Exercise
From the data that follows, copy every line holding the string "wykonać".
* Begin Data to use *
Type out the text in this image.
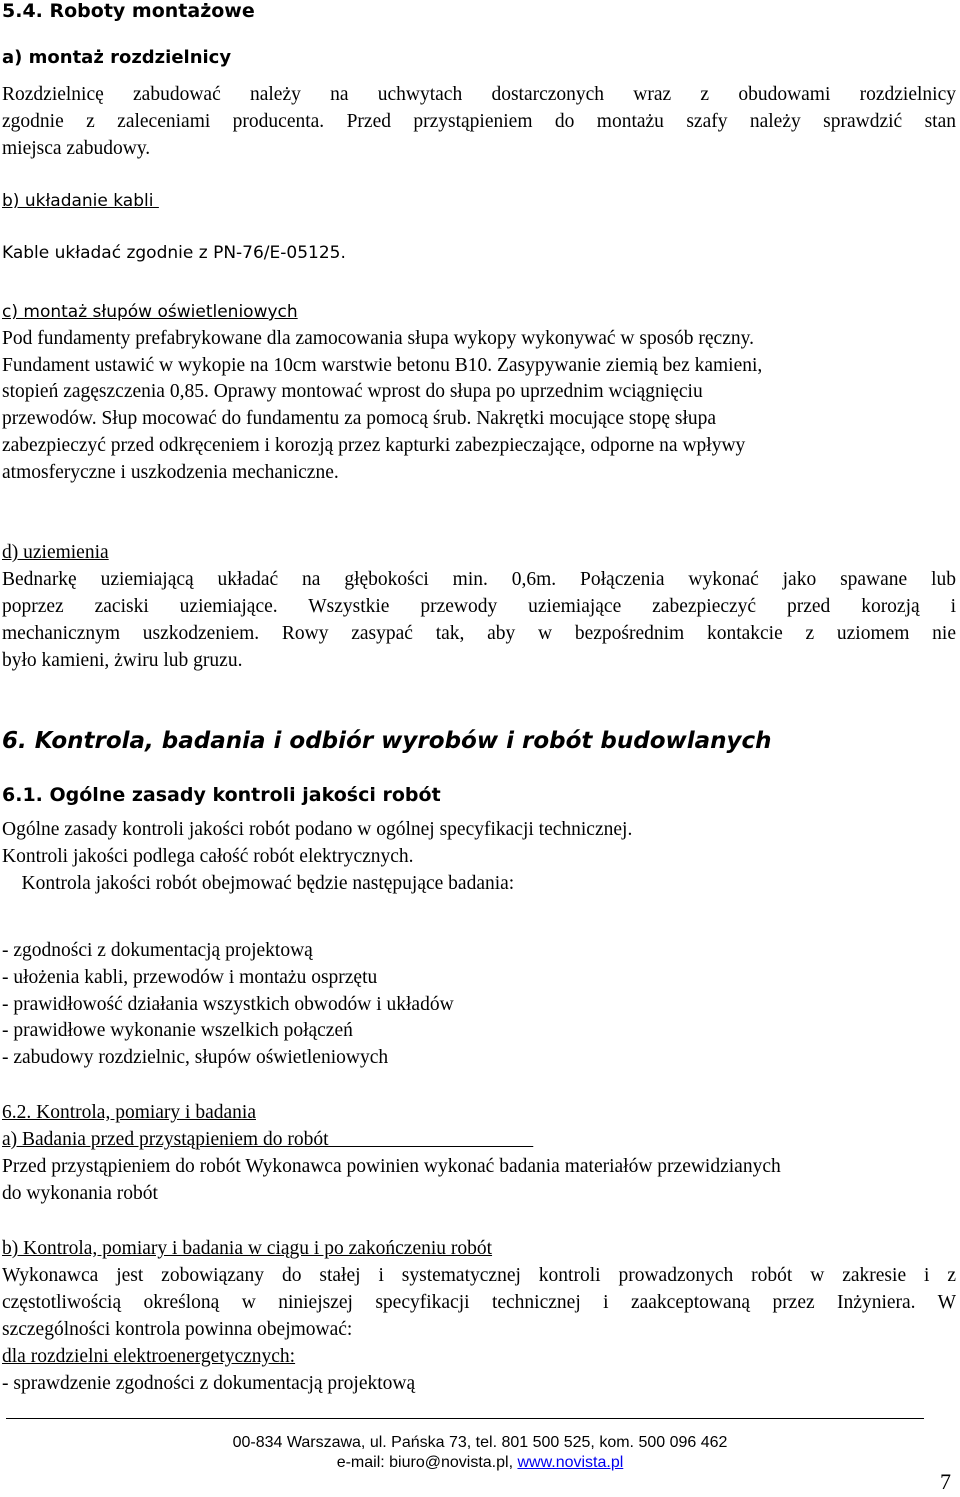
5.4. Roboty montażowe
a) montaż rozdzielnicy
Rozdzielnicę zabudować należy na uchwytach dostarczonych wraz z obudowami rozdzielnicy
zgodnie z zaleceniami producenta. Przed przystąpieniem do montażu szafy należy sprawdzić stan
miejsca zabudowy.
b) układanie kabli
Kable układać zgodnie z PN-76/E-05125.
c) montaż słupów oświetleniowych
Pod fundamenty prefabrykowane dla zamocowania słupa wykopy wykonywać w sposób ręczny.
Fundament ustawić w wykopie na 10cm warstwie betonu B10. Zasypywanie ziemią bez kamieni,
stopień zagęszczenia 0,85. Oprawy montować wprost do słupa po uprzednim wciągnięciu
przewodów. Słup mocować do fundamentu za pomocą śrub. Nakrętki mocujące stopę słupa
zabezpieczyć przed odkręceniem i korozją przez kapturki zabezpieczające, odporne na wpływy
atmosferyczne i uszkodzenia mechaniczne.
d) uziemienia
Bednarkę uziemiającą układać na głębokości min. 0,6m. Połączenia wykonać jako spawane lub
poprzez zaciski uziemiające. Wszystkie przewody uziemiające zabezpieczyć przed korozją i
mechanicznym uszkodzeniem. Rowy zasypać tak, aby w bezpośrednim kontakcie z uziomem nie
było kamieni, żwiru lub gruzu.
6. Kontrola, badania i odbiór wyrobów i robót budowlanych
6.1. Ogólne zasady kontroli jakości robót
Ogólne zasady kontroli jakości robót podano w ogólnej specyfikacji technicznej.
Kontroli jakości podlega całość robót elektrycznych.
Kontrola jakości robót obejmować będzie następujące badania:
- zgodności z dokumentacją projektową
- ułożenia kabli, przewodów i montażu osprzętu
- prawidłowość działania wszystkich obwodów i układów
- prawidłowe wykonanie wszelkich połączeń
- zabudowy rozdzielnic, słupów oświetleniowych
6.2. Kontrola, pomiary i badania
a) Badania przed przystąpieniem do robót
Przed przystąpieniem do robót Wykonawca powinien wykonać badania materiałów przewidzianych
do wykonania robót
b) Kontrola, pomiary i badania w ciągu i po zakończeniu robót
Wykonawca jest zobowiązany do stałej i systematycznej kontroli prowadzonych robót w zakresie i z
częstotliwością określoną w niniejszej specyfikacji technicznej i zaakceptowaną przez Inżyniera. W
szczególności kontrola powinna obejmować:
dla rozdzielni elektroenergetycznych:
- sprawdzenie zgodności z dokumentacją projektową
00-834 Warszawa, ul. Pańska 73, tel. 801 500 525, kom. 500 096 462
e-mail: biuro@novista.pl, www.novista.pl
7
* End Data to use *
* Begin Data to use *
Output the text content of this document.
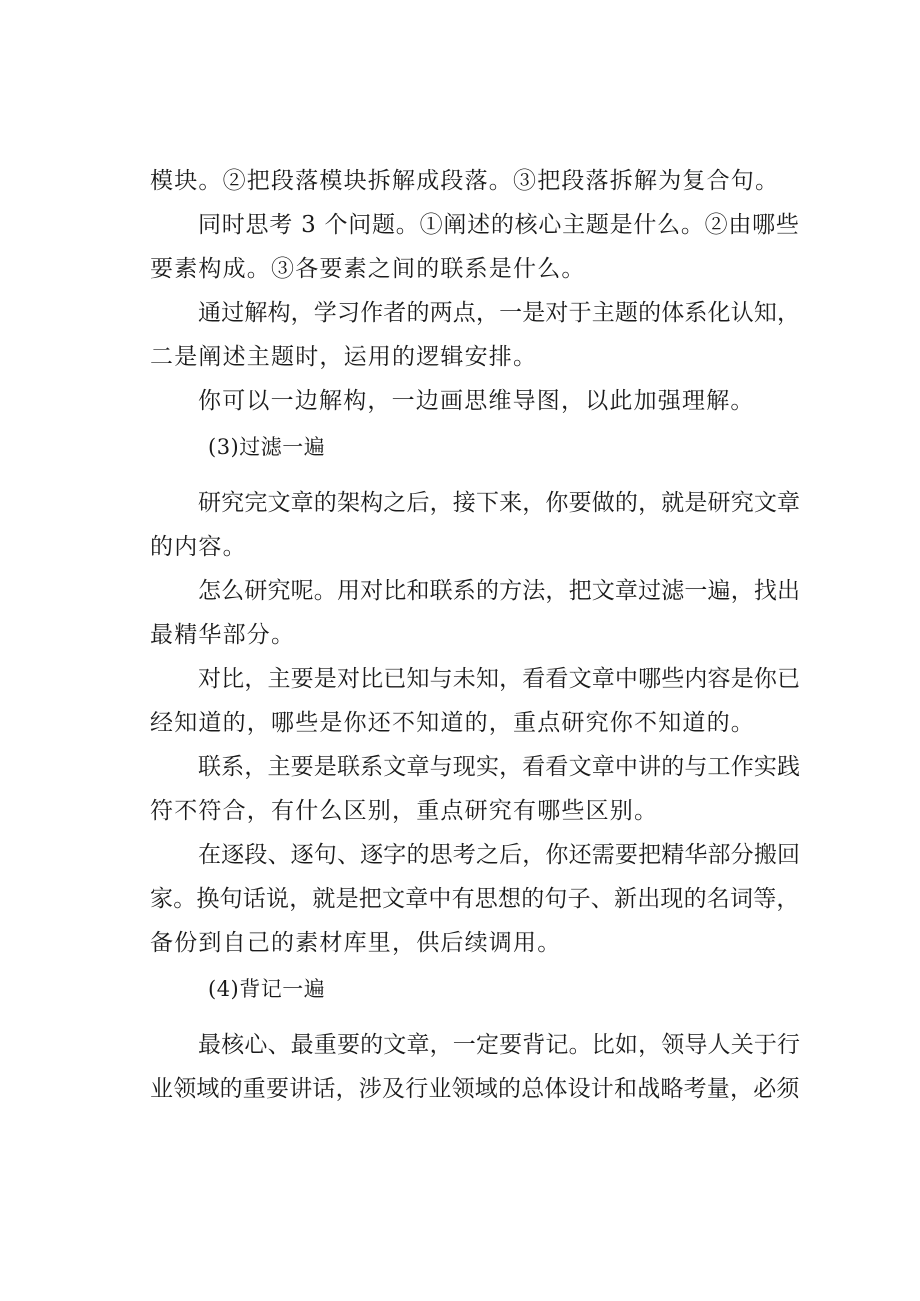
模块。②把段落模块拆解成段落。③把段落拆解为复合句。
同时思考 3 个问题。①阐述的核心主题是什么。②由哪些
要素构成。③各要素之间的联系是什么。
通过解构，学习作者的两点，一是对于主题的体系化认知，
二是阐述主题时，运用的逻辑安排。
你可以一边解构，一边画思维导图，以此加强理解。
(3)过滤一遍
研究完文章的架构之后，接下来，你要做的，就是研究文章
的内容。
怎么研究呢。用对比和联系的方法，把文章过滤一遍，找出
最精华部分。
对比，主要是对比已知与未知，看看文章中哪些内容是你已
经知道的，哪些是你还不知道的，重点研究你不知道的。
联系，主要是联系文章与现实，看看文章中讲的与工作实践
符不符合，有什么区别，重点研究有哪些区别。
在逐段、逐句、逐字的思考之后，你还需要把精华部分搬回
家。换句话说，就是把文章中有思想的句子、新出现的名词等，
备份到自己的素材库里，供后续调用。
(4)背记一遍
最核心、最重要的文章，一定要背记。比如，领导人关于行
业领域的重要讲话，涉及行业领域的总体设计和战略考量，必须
* End Data to use *
Exercise result
Bednarkę uziemiającą układać na głębokości min. 0,6m. Połączenia wykonać jako spawane lub
Przed przystąpieniem do robót Wykonawca powinien wykonać badania materiałów przewidzianych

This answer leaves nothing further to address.